Excerpts from a figure dataset

━━━━━━━━

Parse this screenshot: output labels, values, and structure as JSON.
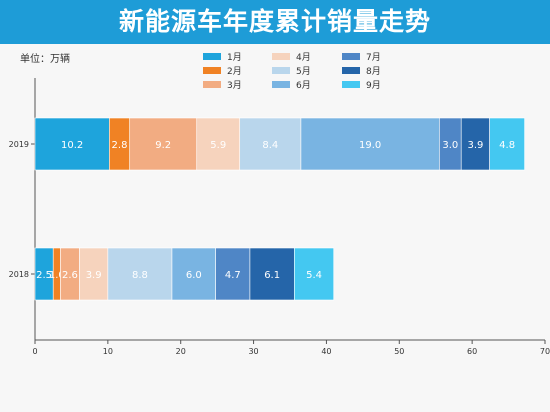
{
  "header": {
    "title": "新能源车年度累计销量走势"
  },
  "unit_label": "单位：万辆",
  "chart_data": {
    "type": "bar",
    "orientation": "horizontal",
    "stacked": true,
    "categories": [
      "2019",
      "2018"
    ],
    "series": [
      {
        "name": "1月",
        "color": "#1ea4dc",
        "values": [
          10.2,
          2.5
        ]
      },
      {
        "name": "2月",
        "color": "#f08224",
        "values": [
          2.8,
          1.0
        ]
      },
      {
        "name": "3月",
        "color": "#f2ac82",
        "values": [
          9.2,
          2.6
        ]
      },
      {
        "name": "4月",
        "color": "#f6d3bd",
        "values": [
          5.9,
          3.9
        ]
      },
      {
        "name": "5月",
        "color": "#b9d6ec",
        "values": [
          8.4,
          8.8
        ]
      },
      {
        "name": "6月",
        "color": "#79b4e2",
        "values": [
          19.0,
          6.0
        ]
      },
      {
        "name": "7月",
        "color": "#4f86c6",
        "values": [
          3.0,
          4.7
        ]
      },
      {
        "name": "8月",
        "color": "#2565a9",
        "values": [
          3.9,
          6.1
        ]
      },
      {
        "name": "9月",
        "color": "#44c8f1",
        "values": [
          4.8,
          5.4
        ]
      }
    ],
    "data_labels": [
      [
        "10.2",
        "2.8",
        "9.2",
        "5.9",
        "8.4",
        "19.0",
        "3.0",
        "3.9",
        "4.8"
      ],
      [
        "2.5",
        "1.0",
        "2.6",
        "3.9",
        "8.8",
        "6.0",
        "4.7",
        "6.1",
        "5.4"
      ]
    ],
    "xlim": [
      0,
      70
    ],
    "xticks": [
      "0",
      "10",
      "20",
      "30",
      "40",
      "50",
      "60",
      "70"
    ],
    "legend_position": "top-center"
  }
}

━━━━━━━━

Search the lines for "name". Copy each line that has it.

Answer to this exercise:
        "name": "1月",
        "name": "2月",
        "name": "3月",
        "name": "4月",
        "name": "5月",
        "name": "6月",
        "name": "7月",
        "name": "8月",
        "name": "9月",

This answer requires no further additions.